### Records contained in a dataset
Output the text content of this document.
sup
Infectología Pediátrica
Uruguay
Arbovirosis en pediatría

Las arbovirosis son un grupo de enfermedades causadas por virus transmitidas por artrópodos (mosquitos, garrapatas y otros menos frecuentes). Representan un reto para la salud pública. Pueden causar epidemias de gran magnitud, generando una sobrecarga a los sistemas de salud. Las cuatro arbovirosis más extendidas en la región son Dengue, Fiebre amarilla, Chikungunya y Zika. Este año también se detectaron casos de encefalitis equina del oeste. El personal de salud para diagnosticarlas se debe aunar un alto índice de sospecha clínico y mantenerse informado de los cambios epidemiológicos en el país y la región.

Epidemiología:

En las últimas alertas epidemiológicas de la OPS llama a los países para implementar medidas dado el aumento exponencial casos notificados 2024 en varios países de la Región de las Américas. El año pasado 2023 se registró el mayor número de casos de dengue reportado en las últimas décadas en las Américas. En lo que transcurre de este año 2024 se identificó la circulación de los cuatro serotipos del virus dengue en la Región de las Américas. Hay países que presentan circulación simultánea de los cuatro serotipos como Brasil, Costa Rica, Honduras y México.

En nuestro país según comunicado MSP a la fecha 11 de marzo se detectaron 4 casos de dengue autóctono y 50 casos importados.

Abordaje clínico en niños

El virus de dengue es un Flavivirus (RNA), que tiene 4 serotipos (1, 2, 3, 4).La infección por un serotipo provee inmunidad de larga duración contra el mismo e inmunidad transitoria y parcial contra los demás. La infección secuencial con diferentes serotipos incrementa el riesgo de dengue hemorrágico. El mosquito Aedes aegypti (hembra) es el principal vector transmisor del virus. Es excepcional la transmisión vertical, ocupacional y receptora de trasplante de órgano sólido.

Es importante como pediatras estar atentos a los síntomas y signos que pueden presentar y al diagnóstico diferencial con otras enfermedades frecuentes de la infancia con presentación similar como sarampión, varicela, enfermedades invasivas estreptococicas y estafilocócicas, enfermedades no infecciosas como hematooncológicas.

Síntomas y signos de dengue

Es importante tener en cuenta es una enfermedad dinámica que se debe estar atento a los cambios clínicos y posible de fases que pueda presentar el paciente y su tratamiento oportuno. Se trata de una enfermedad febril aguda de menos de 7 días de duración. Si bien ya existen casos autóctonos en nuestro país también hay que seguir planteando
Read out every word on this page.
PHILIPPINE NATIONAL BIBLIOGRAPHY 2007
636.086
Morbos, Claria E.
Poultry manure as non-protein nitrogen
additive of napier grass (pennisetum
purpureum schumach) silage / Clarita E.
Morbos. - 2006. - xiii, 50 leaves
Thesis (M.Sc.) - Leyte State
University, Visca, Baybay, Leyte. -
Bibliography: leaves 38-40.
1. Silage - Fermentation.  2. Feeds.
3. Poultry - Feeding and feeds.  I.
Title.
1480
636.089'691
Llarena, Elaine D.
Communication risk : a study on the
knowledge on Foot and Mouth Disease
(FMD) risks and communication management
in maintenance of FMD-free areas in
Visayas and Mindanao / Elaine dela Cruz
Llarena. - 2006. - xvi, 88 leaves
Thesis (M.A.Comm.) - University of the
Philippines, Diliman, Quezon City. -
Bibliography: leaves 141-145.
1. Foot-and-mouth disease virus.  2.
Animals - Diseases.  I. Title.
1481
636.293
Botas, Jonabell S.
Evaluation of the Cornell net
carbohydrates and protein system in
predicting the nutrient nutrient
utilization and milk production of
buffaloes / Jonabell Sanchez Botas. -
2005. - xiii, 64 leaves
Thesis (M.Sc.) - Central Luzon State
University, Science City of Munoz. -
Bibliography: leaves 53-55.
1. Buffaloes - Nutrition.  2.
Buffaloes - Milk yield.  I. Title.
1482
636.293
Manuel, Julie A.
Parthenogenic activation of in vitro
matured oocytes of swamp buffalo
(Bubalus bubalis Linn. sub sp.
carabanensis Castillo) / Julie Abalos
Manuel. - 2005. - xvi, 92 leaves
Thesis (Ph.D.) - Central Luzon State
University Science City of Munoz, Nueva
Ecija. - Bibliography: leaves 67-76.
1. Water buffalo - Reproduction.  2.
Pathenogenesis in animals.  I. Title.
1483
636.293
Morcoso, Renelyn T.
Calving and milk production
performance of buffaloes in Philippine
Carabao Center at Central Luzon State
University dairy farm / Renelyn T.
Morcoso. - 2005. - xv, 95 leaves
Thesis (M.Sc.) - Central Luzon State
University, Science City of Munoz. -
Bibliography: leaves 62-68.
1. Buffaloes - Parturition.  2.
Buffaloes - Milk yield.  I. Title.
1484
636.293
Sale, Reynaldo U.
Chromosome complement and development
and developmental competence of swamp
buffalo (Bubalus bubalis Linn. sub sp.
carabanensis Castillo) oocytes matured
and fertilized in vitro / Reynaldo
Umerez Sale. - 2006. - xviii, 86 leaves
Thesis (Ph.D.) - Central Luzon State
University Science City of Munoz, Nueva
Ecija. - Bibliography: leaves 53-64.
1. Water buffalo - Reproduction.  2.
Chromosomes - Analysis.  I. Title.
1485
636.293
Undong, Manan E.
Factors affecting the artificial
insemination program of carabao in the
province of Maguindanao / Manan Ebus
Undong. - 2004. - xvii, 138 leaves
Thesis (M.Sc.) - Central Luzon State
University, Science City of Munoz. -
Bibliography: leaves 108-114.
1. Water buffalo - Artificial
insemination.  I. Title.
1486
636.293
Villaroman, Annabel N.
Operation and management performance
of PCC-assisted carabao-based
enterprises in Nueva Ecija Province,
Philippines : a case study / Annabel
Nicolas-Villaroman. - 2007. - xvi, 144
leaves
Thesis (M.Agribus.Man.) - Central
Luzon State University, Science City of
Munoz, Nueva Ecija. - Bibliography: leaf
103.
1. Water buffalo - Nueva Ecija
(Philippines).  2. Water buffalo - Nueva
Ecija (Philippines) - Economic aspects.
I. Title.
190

### Assigned task
All of the data above must be repeated exactly.

### Answer to this task
Output the text content of this document.
sup
Infectología Pediátrica
Uruguay
Arbovirosis en pediatría

Las arbovirosis son un grupo de enfermedades causadas por virus transmitidas por artrópodos (mosquitos, garrapatas y otros menos frecuentes). Representan un reto para la salud pública. Pueden causar epidemias de gran magnitud, generando una sobrecarga a los sistemas de salud. Las cuatro arbovirosis más extendidas en la región son Dengue, Fiebre amarilla, Chikungunya y Zika. Este año también se detectaron casos de encefalitis equina del oeste. El personal de salud para diagnosticarlas se debe aunar un alto índice de sospecha clínico y mantenerse informado de los cambios epidemiológicos en el país y la región.

Epidemiología:

En las últimas alertas epidemiológicas de la OPS llama a los países para implementar medidas dado el aumento exponencial casos notificados 2024 en varios países de la Región de las Américas. El año pasado 2023 se registró el mayor número de casos de dengue reportado en las últimas décadas en las Américas. En lo que transcurre de este año 2024 se identificó la circulación de los cuatro serotipos del virus dengue en la Región de las Américas. Hay países que presentan circulación simultánea de los cuatro serotipos como Brasil, Costa Rica, Honduras y México.

En nuestro país según comunicado MSP a la fecha 11 de marzo se detectaron 4 casos de dengue autóctono y 50 casos importados.

Abordaje clínico en niños

El virus de dengue es un Flavivirus (RNA), que tiene 4 serotipos (1, 2, 3, 4).La infección por un serotipo provee inmunidad de larga duración contra el mismo e inmunidad transitoria y parcial contra los demás. La infección secuencial con diferentes serotipos incrementa el riesgo de dengue hemorrágico. El mosquito Aedes aegypti (hembra) es el principal vector transmisor del virus. Es excepcional la transmisión vertical, ocupacional y receptora de trasplante de órgano sólido.

Es importante como pediatras estar atentos a los síntomas y signos que pueden presentar y al diagnóstico diferencial con otras enfermedades frecuentes de la infancia con presentación similar como sarampión, varicela, enfermedades invasivas estreptococicas y estafilocócicas, enfermedades no infecciosas como hematooncológicas.

Síntomas y signos de dengue

Es importante tener en cuenta es una enfermedad dinámica que se debe estar atento a los cambios clínicos y posible de fases que pueda presentar el paciente y su tratamiento oportuno. Se trata de una enfermedad febril aguda de menos de 7 días de duración. Si bien ya existen casos autóctonos en nuestro país también hay que seguir planteando
Read out every word on this page.
PHILIPPINE NATIONAL BIBLIOGRAPHY 2007
636.086
Morbos, Claria E.
Poultry manure as non-protein nitrogen
additive of napier grass (pennisetum
purpureum schumach) silage / Clarita E.
Morbos. - 2006. - xiii, 50 leaves
Thesis (M.Sc.) - Leyte State
University, Visca, Baybay, Leyte. -
Bibliography: leaves 38-40.
1. Silage - Fermentation.  2. Feeds.
3. Poultry - Feeding and feeds.  I.
Title.
1480
636.089'691
Llarena, Elaine D.
Communication risk : a study on the
knowledge on Foot and Mouth Disease
(FMD) risks and communication management
in maintenance of FMD-free areas in
Visayas and Mindanao / Elaine dela Cruz
Llarena. - 2006. - xvi, 88 leaves
Thesis (M.A.Comm.) - University of the
Philippines, Diliman, Quezon City. -
Bibliography: leaves 141-145.
1. Foot-and-mouth disease virus.  2.
Animals - Diseases.  I. Title.
1481
636.293
Botas, Jonabell S.
Evaluation of the Cornell net
carbohydrates and protein system in
predicting the nutrient nutrient
utilization and milk production of
buffaloes / Jonabell Sanchez Botas. -
2005. - xiii, 64 leaves
Thesis (M.Sc.) - Central Luzon State
University, Science City of Munoz. -
Bibliography: leaves 53-55.
1. Buffaloes - Nutrition.  2.
Buffaloes - Milk yield.  I. Title.
1482
636.293
Manuel, Julie A.
Parthenogenic activation of in vitro
matured oocytes of swamp buffalo
(Bubalus bubalis Linn. sub sp.
carabanensis Castillo) / Julie Abalos
Manuel. - 2005. - xvi, 92 leaves
Thesis (Ph.D.) - Central Luzon State
University Science City of Munoz, Nueva
Ecija. - Bibliography: leaves 67-76.
1. Water buffalo - Reproduction.  2.
Pathenogenesis in animals.  I. Title.
1483
636.293
Morcoso, Renelyn T.
Calving and milk production
performance of buffaloes in Philippine
Carabao Center at Central Luzon State
University dairy farm / Renelyn T.
Morcoso. - 2005. - xv, 95 leaves
Thesis (M.Sc.) - Central Luzon State
University, Science City of Munoz. -
Bibliography: leaves 62-68.
1. Buffaloes - Parturition.  2.
Buffaloes - Milk yield.  I. Title.
1484
636.293
Sale, Reynaldo U.
Chromosome complement and development
and developmental competence of swamp
buffalo (Bubalus bubalis Linn. sub sp.
carabanensis Castillo) oocytes matured
and fertilized in vitro / Reynaldo
Umerez Sale. - 2006. - xviii, 86 leaves
Thesis (Ph.D.) - Central Luzon State
University Science City of Munoz, Nueva
Ecija. - Bibliography: leaves 53-64.
1. Water buffalo - Reproduction.  2.
Chromosomes - Analysis.  I. Title.
1485
636.293
Undong, Manan E.
Factors affecting the artificial
insemination program of carabao in the
province of Maguindanao / Manan Ebus
Undong. - 2004. - xvii, 138 leaves
Thesis (M.Sc.) - Central Luzon State
University, Science City of Munoz. -
Bibliography: leaves 108-114.
1. Water buffalo - Artificial
insemination.  I. Title.
1486
636.293
Villaroman, Annabel N.
Operation and management performance
of PCC-assisted carabao-based
enterprises in Nueva Ecija Province,
Philippines : a case study / Annabel
Nicolas-Villaroman. - 2007. - xvi, 144
leaves
Thesis (M.Agribus.Man.) - Central
Luzon State University, Science City of
Munoz, Nueva Ecija. - Bibliography: leaf
103.
1. Water buffalo - Nueva Ecija
(Philippines).  2. Water buffalo - Nueva
Ecija (Philippines) - Economic aspects.
I. Title.
190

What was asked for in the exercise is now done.